YOUR INSTRUCTIONS
Below are some records; reproduce every one of them exactly.

GIVEN DATA
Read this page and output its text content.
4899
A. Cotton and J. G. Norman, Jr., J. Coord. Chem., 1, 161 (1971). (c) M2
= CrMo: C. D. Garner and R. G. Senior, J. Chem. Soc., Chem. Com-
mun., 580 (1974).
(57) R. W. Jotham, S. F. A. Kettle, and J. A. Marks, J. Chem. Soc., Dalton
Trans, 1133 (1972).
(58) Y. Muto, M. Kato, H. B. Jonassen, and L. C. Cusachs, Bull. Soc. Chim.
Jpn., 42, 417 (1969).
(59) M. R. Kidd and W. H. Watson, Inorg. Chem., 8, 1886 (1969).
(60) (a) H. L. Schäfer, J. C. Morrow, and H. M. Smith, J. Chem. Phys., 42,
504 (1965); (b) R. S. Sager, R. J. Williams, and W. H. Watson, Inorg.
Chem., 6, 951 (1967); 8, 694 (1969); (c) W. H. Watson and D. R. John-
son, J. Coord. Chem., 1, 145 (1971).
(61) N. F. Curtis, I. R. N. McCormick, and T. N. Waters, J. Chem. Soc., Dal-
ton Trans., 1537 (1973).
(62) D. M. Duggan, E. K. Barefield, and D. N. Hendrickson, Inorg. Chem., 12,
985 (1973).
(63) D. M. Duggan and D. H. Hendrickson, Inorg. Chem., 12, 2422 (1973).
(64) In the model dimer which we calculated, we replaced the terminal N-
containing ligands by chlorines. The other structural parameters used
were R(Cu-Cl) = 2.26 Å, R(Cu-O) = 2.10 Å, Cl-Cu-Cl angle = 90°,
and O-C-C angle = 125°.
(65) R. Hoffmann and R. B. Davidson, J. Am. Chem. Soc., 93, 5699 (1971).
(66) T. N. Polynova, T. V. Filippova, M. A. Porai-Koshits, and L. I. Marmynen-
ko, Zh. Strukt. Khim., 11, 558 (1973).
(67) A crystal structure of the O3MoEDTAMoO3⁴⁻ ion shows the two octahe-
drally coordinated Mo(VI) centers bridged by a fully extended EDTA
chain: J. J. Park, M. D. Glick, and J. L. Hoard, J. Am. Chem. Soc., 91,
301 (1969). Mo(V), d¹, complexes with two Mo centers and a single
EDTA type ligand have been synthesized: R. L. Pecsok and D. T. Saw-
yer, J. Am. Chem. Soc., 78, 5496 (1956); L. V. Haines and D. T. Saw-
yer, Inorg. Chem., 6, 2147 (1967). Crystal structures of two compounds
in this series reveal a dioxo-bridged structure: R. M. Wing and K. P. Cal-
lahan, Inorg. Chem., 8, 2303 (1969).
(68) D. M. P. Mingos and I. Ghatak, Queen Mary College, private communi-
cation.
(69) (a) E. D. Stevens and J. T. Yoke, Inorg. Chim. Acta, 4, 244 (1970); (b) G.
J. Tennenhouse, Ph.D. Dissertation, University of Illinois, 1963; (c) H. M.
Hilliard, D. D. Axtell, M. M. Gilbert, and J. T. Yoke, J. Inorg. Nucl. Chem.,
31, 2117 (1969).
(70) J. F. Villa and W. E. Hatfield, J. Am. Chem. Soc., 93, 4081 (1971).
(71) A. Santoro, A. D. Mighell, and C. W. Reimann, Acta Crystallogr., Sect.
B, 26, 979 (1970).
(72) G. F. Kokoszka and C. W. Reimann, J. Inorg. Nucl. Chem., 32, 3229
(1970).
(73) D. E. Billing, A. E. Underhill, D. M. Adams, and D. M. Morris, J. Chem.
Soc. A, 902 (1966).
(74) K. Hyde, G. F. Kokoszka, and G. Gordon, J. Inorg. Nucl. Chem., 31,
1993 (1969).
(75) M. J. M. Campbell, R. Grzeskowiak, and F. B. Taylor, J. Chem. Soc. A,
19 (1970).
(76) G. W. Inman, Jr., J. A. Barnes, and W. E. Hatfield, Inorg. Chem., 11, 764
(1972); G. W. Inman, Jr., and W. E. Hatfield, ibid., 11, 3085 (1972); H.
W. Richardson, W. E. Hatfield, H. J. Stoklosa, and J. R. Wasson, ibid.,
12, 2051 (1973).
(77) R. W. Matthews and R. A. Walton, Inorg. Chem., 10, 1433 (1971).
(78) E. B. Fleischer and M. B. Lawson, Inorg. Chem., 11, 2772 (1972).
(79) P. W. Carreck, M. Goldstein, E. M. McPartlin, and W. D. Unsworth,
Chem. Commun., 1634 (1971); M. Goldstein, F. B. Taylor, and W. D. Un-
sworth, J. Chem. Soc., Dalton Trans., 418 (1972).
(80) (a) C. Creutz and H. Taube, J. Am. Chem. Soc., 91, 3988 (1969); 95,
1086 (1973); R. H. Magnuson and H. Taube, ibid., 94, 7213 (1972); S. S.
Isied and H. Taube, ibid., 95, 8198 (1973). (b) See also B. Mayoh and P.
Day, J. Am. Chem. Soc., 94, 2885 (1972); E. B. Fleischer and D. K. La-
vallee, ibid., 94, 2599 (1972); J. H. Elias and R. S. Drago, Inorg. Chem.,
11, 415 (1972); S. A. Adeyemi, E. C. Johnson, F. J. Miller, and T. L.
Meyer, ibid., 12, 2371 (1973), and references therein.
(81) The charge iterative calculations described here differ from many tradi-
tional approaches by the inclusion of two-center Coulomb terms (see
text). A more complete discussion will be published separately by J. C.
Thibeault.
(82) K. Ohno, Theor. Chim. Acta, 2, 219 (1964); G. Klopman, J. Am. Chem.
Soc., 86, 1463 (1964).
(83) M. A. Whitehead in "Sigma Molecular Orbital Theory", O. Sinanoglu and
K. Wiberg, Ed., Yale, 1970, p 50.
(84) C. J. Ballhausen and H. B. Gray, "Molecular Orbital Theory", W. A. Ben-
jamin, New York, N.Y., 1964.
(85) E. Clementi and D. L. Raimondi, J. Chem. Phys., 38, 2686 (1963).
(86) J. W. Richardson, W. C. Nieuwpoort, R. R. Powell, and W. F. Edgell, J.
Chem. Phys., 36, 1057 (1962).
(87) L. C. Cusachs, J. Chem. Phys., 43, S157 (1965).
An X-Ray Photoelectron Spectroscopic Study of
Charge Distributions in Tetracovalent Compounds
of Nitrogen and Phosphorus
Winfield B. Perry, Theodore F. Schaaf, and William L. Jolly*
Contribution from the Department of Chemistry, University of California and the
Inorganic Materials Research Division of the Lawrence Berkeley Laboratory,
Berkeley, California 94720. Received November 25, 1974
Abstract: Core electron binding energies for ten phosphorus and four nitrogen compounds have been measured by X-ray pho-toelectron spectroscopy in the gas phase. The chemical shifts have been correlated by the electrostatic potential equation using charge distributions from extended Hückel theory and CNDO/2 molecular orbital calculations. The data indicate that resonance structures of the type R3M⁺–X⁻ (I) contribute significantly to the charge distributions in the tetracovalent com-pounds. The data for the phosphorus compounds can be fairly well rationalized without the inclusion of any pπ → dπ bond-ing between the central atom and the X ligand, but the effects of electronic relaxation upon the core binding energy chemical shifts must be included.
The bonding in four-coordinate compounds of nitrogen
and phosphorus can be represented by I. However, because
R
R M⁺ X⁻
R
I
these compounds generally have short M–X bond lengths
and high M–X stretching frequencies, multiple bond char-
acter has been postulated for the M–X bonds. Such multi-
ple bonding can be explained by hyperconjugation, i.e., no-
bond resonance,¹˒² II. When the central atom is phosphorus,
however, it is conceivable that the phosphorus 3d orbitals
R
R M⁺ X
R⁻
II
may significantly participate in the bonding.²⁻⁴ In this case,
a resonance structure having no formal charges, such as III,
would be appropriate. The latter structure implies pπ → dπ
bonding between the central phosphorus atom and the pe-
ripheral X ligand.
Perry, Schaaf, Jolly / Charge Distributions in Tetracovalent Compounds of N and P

EXERCISE RESULT
Read this page and output its text content.
4899
A. Cotton and J. G. Norman, Jr., J. Coord. Chem., 1, 161 (1971). (c) M2
= CrMo: C. D. Garner and R. G. Senior, J. Chem. Soc., Chem. Com-
mun., 580 (1974).
(57) R. W. Jotham, S. F. A. Kettle, and J. A. Marks, J. Chem. Soc., Dalton
Trans, 1133 (1972).
(58) Y. Muto, M. Kato, H. B. Jonassen, and L. C. Cusachs, Bull. Soc. Chim.
Jpn., 42, 417 (1969).
(59) M. R. Kidd and W. H. Watson, Inorg. Chem., 8, 1886 (1969).
(60) (a) H. L. Schäfer, J. C. Morrow, and H. M. Smith, J. Chem. Phys., 42,
504 (1965); (b) R. S. Sager, R. J. Williams, and W. H. Watson, Inorg.
Chem., 6, 951 (1967); 8, 694 (1969); (c) W. H. Watson and D. R. John-
son, J. Coord. Chem., 1, 145 (1971).
(61) N. F. Curtis, I. R. N. McCormick, and T. N. Waters, J. Chem. Soc., Dal-
ton Trans., 1537 (1973).
(62) D. M. Duggan, E. K. Barefield, and D. N. Hendrickson, Inorg. Chem., 12,
985 (1973).
(63) D. M. Duggan and D. H. Hendrickson, Inorg. Chem., 12, 2422 (1973).
(64) In the model dimer which we calculated, we replaced the terminal N-
containing ligands by chlorines. The other structural parameters used
were R(Cu-Cl) = 2.26 Å, R(Cu-O) = 2.10 Å, Cl-Cu-Cl angle = 90°,
and O-C-C angle = 125°.
(65) R. Hoffmann and R. B. Davidson, J. Am. Chem. Soc., 93, 5699 (1971).
(66) T. N. Polynova, T. V. Filippova, M. A. Porai-Koshits, and L. I. Marmynen-
ko, Zh. Strukt. Khim., 11, 558 (1973).
(67) A crystal structure of the O3MoEDTAMoO3⁴⁻ ion shows the two octahe-
drally coordinated Mo(VI) centers bridged by a fully extended EDTA
chain: J. J. Park, M. D. Glick, and J. L. Hoard, J. Am. Chem. Soc., 91,
301 (1969). Mo(V), d¹, complexes with two Mo centers and a single
EDTA type ligand have been synthesized: R. L. Pecsok and D. T. Saw-
yer, J. Am. Chem. Soc., 78, 5496 (1956); L. V. Haines and D. T. Saw-
yer, Inorg. Chem., 6, 2147 (1967). Crystal structures of two compounds
in this series reveal a dioxo-bridged structure: R. M. Wing and K. P. Cal-
lahan, Inorg. Chem., 8, 2303 (1969).
(68) D. M. P. Mingos and I. Ghatak, Queen Mary College, private communi-
cation.
(69) (a) E. D. Stevens and J. T. Yoke, Inorg. Chim. Acta, 4, 244 (1970); (b) G.
J. Tennenhouse, Ph.D. Dissertation, University of Illinois, 1963; (c) H. M.
Hilliard, D. D. Axtell, M. M. Gilbert, and J. T. Yoke, J. Inorg. Nucl. Chem.,
31, 2117 (1969).
(70) J. F. Villa and W. E. Hatfield, J. Am. Chem. Soc., 93, 4081 (1971).
(71) A. Santoro, A. D. Mighell, and C. W. Reimann, Acta Crystallogr., Sect.
B, 26, 979 (1970).
(72) G. F. Kokoszka and C. W. Reimann, J. Inorg. Nucl. Chem., 32, 3229
(1970).
(73) D. E. Billing, A. E. Underhill, D. M. Adams, and D. M. Morris, J. Chem.
Soc. A, 902 (1966).
(74) K. Hyde, G. F. Kokoszka, and G. Gordon, J. Inorg. Nucl. Chem., 31,
1993 (1969).
(75) M. J. M. Campbell, R. Grzeskowiak, and F. B. Taylor, J. Chem. Soc. A,
19 (1970).
(76) G. W. Inman, Jr., J. A. Barnes, and W. E. Hatfield, Inorg. Chem., 11, 764
(1972); G. W. Inman, Jr., and W. E. Hatfield, ibid., 11, 3085 (1972); H.
W. Richardson, W. E. Hatfield, H. J. Stoklosa, and J. R. Wasson, ibid.,
12, 2051 (1973).
(77) R. W. Matthews and R. A. Walton, Inorg. Chem., 10, 1433 (1971).
(78) E. B. Fleischer and M. B. Lawson, Inorg. Chem., 11, 2772 (1972).
(79) P. W. Carreck, M. Goldstein, E. M. McPartlin, and W. D. Unsworth,
Chem. Commun., 1634 (1971); M. Goldstein, F. B. Taylor, and W. D. Un-
sworth, J. Chem. Soc., Dalton Trans., 418 (1972).
(80) (a) C. Creutz and H. Taube, J. Am. Chem. Soc., 91, 3988 (1969); 95,
1086 (1973); R. H. Magnuson and H. Taube, ibid., 94, 7213 (1972); S. S.
Isied and H. Taube, ibid., 95, 8198 (1973). (b) See also B. Mayoh and P.
Day, J. Am. Chem. Soc., 94, 2885 (1972); E. B. Fleischer and D. K. La-
vallee, ibid., 94, 2599 (1972); J. H. Elias and R. S. Drago, Inorg. Chem.,
11, 415 (1972); S. A. Adeyemi, E. C. Johnson, F. J. Miller, and T. L.
Meyer, ibid., 12, 2371 (1973), and references therein.
(81) The charge iterative calculations described here differ from many tradi-
tional approaches by the inclusion of two-center Coulomb terms (see
text). A more complete discussion will be published separately by J. C.
Thibeault.
(82) K. Ohno, Theor. Chim. Acta, 2, 219 (1964); G. Klopman, J. Am. Chem.
Soc., 86, 1463 (1964).
(83) M. A. Whitehead in "Sigma Molecular Orbital Theory", O. Sinanoglu and
K. Wiberg, Ed., Yale, 1970, p 50.
(84) C. J. Ballhausen and H. B. Gray, "Molecular Orbital Theory", W. A. Ben-
jamin, New York, N.Y., 1964.
(85) E. Clementi and D. L. Raimondi, J. Chem. Phys., 38, 2686 (1963).
(86) J. W. Richardson, W. C. Nieuwpoort, R. R. Powell, and W. F. Edgell, J.
Chem. Phys., 36, 1057 (1962).
(87) L. C. Cusachs, J. Chem. Phys., 43, S157 (1965).
An X-Ray Photoelectron Spectroscopic Study of
Charge Distributions in Tetracovalent Compounds
of Nitrogen and Phosphorus
Winfield B. Perry, Theodore F. Schaaf, and William L. Jolly*
Contribution from the Department of Chemistry, University of California and the
Inorganic Materials Research Division of the Lawrence Berkeley Laboratory,
Berkeley, California 94720. Received November 25, 1974
Abstract: Core electron binding energies for ten phosphorus and four nitrogen compounds have been measured by X-ray pho-toelectron spectroscopy in the gas phase. The chemical shifts have been correlated by the electrostatic potential equation using charge distributions from extended Hückel theory and CNDO/2 molecular orbital calculations. The data indicate that resonance structures of the type R3M⁺–X⁻ (I) contribute significantly to the charge distributions in the tetracovalent com-pounds. The data for the phosphorus compounds can be fairly well rationalized without the inclusion of any pπ → dπ bond-ing between the central atom and the X ligand, but the effects of electronic relaxation upon the core binding energy chemical shifts must be included.
The bonding in four-coordinate compounds of nitrogen
and phosphorus can be represented by I. However, because
R
R M⁺ X⁻
R
I
these compounds generally have short M–X bond lengths
and high M–X stretching frequencies, multiple bond char-
acter has been postulated for the M–X bonds. Such multi-
ple bonding can be explained by hyperconjugation, i.e., no-
bond resonance,¹˒² II. When the central atom is phosphorus,
however, it is conceivable that the phosphorus 3d orbitals
R
R M⁺ X
R⁻
II
may significantly participate in the bonding.²⁻⁴ In this case,
a resonance structure having no formal charges, such as III,
would be appropriate. The latter structure implies pπ → dπ
bonding between the central phosphorus atom and the pe-
ripheral X ligand.
Perry, Schaaf, Jolly / Charge Distributions in Tetracovalent Compounds of N and P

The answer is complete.